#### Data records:
+-------+

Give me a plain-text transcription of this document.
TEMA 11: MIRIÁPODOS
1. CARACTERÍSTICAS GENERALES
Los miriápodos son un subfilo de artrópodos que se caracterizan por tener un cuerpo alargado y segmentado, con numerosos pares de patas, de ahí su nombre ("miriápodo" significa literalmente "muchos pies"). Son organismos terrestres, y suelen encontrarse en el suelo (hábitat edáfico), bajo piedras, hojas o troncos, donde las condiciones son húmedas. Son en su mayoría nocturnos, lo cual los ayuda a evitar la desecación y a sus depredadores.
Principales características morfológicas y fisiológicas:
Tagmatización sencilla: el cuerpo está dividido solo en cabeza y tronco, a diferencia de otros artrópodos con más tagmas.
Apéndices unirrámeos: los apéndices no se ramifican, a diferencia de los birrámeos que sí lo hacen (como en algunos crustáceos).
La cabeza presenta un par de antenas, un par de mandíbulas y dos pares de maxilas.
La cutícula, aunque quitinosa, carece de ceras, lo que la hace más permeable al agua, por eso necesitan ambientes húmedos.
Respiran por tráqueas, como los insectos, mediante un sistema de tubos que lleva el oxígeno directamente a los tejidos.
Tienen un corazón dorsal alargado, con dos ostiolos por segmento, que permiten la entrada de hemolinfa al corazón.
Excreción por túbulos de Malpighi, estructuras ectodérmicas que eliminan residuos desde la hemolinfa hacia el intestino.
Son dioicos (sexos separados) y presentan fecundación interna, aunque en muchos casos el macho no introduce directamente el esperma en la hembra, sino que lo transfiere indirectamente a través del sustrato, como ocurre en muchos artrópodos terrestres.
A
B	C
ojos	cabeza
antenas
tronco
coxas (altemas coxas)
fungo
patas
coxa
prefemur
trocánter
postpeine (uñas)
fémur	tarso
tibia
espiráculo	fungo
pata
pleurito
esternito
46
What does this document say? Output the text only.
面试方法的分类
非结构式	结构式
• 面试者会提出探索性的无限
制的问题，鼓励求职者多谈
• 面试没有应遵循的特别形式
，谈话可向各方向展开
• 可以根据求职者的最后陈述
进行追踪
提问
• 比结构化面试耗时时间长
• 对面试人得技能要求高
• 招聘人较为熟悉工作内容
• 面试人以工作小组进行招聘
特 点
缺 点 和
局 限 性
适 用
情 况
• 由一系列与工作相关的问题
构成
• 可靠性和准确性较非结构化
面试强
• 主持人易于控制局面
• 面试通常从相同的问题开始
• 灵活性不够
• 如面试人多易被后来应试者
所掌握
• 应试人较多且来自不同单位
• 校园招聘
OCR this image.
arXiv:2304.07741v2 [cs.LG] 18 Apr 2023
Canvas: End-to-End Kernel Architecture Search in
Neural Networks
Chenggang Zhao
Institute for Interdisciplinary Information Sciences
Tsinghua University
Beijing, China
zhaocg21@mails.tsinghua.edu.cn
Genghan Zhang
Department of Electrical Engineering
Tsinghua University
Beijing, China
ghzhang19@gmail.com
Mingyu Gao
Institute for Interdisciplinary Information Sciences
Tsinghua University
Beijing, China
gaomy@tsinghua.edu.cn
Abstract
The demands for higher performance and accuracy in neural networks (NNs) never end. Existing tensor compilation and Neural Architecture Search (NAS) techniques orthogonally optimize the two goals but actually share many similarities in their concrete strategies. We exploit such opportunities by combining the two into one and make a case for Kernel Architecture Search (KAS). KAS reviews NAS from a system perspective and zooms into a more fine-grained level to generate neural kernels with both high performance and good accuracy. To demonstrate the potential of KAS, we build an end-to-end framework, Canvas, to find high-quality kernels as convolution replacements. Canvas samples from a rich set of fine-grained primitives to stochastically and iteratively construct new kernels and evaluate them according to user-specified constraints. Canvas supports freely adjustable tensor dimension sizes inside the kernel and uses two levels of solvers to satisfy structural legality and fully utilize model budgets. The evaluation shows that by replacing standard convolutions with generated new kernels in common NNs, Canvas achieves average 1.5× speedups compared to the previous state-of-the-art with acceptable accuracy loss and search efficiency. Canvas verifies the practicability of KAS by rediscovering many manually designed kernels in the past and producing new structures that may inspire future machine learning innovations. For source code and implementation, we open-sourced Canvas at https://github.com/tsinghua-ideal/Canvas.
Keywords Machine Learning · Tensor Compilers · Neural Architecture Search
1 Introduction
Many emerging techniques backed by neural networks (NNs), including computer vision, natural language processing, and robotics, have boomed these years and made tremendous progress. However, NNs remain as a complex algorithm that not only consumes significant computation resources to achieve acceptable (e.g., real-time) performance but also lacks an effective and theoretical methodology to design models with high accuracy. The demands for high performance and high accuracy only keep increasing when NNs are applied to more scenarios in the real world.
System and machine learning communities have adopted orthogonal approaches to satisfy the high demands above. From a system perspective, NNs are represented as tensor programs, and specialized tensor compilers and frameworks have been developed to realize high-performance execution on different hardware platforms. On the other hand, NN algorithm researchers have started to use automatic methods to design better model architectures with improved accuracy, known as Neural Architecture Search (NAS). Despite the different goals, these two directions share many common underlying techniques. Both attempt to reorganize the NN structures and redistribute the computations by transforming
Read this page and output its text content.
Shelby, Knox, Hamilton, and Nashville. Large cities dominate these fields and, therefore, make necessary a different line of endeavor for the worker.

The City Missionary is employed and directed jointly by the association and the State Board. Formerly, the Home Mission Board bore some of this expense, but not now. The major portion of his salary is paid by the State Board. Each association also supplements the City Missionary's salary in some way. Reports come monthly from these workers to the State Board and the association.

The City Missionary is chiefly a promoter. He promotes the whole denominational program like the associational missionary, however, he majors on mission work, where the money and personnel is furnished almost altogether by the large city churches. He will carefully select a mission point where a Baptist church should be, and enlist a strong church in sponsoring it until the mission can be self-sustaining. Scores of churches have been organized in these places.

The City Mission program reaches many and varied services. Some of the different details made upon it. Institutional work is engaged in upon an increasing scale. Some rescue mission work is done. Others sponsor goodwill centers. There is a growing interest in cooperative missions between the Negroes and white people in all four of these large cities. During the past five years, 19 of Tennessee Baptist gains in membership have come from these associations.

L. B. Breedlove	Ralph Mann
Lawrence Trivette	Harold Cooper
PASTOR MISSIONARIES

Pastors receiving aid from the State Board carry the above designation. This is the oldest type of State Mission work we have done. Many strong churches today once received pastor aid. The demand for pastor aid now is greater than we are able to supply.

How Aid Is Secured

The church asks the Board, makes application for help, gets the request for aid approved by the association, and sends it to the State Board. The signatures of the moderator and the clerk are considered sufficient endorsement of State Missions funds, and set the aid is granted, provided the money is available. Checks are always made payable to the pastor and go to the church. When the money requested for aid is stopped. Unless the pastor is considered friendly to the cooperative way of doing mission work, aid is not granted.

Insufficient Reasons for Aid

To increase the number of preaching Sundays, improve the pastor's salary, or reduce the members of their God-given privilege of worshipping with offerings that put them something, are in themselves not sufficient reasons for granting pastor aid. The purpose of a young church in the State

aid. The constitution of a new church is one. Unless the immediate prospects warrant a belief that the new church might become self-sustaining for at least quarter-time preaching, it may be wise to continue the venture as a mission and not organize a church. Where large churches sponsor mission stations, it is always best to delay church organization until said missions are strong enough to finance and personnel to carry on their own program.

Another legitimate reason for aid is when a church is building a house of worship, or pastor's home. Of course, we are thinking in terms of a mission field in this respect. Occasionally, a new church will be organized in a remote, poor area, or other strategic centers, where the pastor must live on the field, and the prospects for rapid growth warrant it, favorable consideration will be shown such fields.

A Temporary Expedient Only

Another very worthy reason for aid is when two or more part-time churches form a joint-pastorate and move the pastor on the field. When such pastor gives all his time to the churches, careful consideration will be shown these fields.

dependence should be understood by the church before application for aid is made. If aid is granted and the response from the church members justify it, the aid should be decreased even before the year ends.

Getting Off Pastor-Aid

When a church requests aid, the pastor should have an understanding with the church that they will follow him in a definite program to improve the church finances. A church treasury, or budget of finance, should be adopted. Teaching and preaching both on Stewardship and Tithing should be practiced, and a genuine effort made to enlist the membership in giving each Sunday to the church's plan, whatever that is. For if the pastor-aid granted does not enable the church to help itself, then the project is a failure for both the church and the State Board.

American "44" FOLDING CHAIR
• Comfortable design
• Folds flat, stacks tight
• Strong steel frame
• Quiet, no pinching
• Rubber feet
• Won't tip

+-------+

Select every line of the records holding the string "como".

Apéndices unirrámeos: los apéndices no se ramifican, a diferencia de los birrámeos que sí lo hacen (como en algunos crustáceos).
Respiran por tráqueas, como los insectos, mediante un sistema de tubos que lleva el oxígeno directamente a los tejidos.
Son dioicos (sexos separados) y presentan fecundación interna, aunque en muchos casos el macho no introduce directamente el esperma en la hembra, sino que lo transfiere indirectamente a través del sustrato, como ocurre en muchos artrópodos terrestres.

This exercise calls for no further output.